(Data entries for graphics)
>>>
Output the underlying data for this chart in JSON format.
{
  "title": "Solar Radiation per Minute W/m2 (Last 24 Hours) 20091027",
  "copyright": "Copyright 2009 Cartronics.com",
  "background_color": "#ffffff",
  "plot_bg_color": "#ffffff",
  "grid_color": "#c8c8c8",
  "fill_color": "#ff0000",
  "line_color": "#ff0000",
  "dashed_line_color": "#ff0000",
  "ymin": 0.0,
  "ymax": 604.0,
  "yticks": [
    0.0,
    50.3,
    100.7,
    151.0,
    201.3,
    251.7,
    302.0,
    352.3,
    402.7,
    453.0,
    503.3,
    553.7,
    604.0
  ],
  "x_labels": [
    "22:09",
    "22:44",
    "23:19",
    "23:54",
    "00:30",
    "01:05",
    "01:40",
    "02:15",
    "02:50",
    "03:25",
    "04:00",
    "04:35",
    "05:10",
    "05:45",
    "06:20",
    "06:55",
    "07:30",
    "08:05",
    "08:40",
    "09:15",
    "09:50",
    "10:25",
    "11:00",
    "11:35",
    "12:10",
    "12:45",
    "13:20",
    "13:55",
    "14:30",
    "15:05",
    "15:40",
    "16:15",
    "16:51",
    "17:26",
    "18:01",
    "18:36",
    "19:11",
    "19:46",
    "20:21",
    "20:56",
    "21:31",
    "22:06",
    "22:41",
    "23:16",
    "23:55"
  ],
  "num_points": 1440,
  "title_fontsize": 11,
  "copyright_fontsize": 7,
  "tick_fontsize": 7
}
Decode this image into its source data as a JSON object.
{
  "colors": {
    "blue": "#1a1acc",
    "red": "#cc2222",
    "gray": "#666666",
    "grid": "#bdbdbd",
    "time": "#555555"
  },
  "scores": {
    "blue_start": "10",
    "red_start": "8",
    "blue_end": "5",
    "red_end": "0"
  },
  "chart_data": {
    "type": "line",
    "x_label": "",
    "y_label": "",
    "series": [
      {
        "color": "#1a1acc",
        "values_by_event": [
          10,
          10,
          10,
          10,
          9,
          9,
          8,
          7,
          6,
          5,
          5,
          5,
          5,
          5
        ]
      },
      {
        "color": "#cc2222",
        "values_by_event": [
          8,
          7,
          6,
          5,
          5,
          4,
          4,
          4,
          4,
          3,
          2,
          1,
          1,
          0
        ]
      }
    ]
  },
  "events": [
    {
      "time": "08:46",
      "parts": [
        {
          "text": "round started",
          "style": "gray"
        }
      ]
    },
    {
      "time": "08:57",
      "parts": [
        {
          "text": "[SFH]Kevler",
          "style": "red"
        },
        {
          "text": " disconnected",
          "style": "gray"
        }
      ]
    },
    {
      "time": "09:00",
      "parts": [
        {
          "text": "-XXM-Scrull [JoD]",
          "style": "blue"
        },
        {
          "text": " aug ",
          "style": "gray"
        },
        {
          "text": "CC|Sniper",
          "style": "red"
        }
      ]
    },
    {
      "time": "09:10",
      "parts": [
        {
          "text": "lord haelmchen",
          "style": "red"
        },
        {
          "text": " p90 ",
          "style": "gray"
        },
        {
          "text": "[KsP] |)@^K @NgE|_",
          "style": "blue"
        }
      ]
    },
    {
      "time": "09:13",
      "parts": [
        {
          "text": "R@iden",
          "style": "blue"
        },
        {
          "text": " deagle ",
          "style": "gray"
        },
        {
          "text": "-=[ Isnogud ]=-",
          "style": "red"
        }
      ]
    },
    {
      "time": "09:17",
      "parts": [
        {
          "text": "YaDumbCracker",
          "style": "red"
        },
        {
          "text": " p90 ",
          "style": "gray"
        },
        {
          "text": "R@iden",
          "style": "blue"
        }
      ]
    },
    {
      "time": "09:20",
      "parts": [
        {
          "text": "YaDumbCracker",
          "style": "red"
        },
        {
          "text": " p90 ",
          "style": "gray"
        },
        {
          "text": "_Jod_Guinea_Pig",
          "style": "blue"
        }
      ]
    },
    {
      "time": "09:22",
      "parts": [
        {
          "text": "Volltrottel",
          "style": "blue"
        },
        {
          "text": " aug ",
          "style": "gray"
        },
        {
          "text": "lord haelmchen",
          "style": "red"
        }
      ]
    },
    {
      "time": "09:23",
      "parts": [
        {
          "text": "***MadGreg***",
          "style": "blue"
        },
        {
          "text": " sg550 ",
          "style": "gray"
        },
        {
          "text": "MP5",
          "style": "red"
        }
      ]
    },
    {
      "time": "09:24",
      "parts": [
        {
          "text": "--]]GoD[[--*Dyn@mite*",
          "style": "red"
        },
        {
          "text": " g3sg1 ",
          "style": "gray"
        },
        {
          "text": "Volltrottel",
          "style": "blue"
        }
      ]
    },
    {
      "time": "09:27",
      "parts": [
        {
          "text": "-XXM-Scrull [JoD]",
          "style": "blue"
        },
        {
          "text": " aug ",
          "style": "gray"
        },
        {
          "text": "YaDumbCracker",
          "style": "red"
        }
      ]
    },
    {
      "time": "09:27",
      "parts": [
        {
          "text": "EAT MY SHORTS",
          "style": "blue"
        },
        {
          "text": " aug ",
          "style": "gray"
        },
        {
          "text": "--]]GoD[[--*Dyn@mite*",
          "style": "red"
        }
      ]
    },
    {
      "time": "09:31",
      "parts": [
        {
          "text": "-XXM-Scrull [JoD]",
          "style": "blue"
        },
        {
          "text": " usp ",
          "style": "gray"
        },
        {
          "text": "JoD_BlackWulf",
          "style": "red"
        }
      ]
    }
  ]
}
<<<
_EXERCISE PROMPT_. Emit the records above again, exactly, with no line skipped.

_RESPONSE TO THE EXERCISE_.
Output the underlying data for this chart in JSON format.
{
  "title": "Solar Radiation per Minute W/m2 (Last 24 Hours) 20091027",
  "copyright": "Copyright 2009 Cartronics.com",
  "background_color": "#ffffff",
  "plot_bg_color": "#ffffff",
  "grid_color": "#c8c8c8",
  "fill_color": "#ff0000",
  "line_color": "#ff0000",
  "dashed_line_color": "#ff0000",
  "ymin": 0.0,
  "ymax": 604.0,
  "yticks": [
    0.0,
    50.3,
    100.7,
    151.0,
    201.3,
    251.7,
    302.0,
    352.3,
    402.7,
    453.0,
    503.3,
    553.7,
    604.0
  ],
  "x_labels": [
    "22:09",
    "22:44",
    "23:19",
    "23:54",
    "00:30",
    "01:05",
    "01:40",
    "02:15",
    "02:50",
    "03:25",
    "04:00",
    "04:35",
    "05:10",
    "05:45",
    "06:20",
    "06:55",
    "07:30",
    "08:05",
    "08:40",
    "09:15",
    "09:50",
    "10:25",
    "11:00",
    "11:35",
    "12:10",
    "12:45",
    "13:20",
    "13:55",
    "14:30",
    "15:05",
    "15:40",
    "16:15",
    "16:51",
    "17:26",
    "18:01",
    "18:36",
    "19:11",
    "19:46",
    "20:21",
    "20:56",
    "21:31",
    "22:06",
    "22:41",
    "23:16",
    "23:55"
  ],
  "num_points": 1440,
  "title_fontsize": 11,
  "copyright_fontsize": 7,
  "tick_fontsize": 7
}
Decode this image into its source data as a JSON object.
{
  "colors": {
    "blue": "#1a1acc",
    "red": "#cc2222",
    "gray": "#666666",
    "grid": "#bdbdbd",
    "time": "#555555"
  },
  "scores": {
    "blue_start": "10",
    "red_start": "8",
    "blue_end": "5",
    "red_end": "0"
  },
  "chart_data": {
    "type": "line",
    "x_label": "",
    "y_label": "",
    "series": [
      {
        "color": "#1a1acc",
        "values_by_event": [
          10,
          10,
          10,
          10,
          9,
          9,
          8,
          7,
          6,
          5,
          5,
          5,
          5,
          5
        ]
      },
      {
        "color": "#cc2222",
        "values_by_event": [
          8,
          7,
          6,
          5,
          5,
          4,
          4,
          4,
          4,
          3,
          2,
          1,
          1,
          0
        ]
      }
    ]
  },
  "events": [
    {
      "time": "08:46",
      "parts": [
        {
          "text": "round started",
          "style": "gray"
        }
      ]
    },
    {
      "time": "08:57",
      "parts": [
        {
          "text": "[SFH]Kevler",
          "style": "red"
        },
        {
          "text": " disconnected",
          "style": "gray"
        }
      ]
    },
    {
      "time": "09:00",
      "parts": [
        {
          "text": "-XXM-Scrull [JoD]",
          "style": "blue"
        },
        {
          "text": " aug ",
          "style": "gray"
        },
        {
          "text": "CC|Sniper",
          "style": "red"
        }
      ]
    },
    {
      "time": "09:10",
      "parts": [
        {
          "text": "lord haelmchen",
          "style": "red"
        },
        {
          "text": " p90 ",
          "style": "gray"
        },
        {
          "text": "[KsP] |)@^K @NgE|_",
          "style": "blue"
        }
      ]
    },
    {
      "time": "09:13",
      "parts": [
        {
          "text": "R@iden",
          "style": "blue"
        },
        {
          "text": " deagle ",
          "style": "gray"
        },
        {
          "text": "-=[ Isnogud ]=-",
          "style": "red"
        }
      ]
    },
    {
      "time": "09:17",
      "parts": [
        {
          "text": "YaDumbCracker",
          "style": "red"
        },
        {
          "text": " p90 ",
          "style": "gray"
        },
        {
          "text": "R@iden",
          "style": "blue"
        }
      ]
    },
    {
      "time": "09:20",
      "parts": [
        {
          "text": "YaDumbCracker",
          "style": "red"
        },
        {
          "text": " p90 ",
          "style": "gray"
        },
        {
          "text": "_Jod_Guinea_Pig",
          "style": "blue"
        }
      ]
    },
    {
      "time": "09:22",
      "parts": [
        {
          "text": "Volltrottel",
          "style": "blue"
        },
        {
          "text": " aug ",
          "style": "gray"
        },
        {
          "text": "lord haelmchen",
          "style": "red"
        }
      ]
    },
    {
      "time": "09:23",
      "parts": [
        {
          "text": "***MadGreg***",
          "style": "blue"
        },
        {
          "text": " sg550 ",
          "style": "gray"
        },
        {
          "text": "MP5",
          "style": "red"
        }
      ]
    },
    {
      "time": "09:24",
      "parts": [
        {
          "text": "--]]GoD[[--*Dyn@mite*",
          "style": "red"
        },
        {
          "text": " g3sg1 ",
          "style": "gray"
        },
        {
          "text": "Volltrottel",
          "style": "blue"
        }
      ]
    },
    {
      "time": "09:27",
      "parts": [
        {
          "text": "-XXM-Scrull [JoD]",
          "style": "blue"
        },
        {
          "text": " aug ",
          "style": "gray"
        },
        {
          "text": "YaDumbCracker",
          "style": "red"
        }
      ]
    },
    {
      "time": "09:27",
      "parts": [
        {
          "text": "EAT MY SHORTS",
          "style": "blue"
        },
        {
          "text": " aug ",
          "style": "gray"
        },
        {
          "text": "--]]GoD[[--*Dyn@mite*",
          "style": "red"
        }
      ]
    },
    {
      "time": "09:31",
      "parts": [
        {
          "text": "-XXM-Scrull [JoD]",
          "style": "blue"
        },
        {
          "text": " usp ",
          "style": "gray"
        },
        {
          "text": "JoD_BlackWulf",
          "style": "red"
        }
      ]
    }
  ]
}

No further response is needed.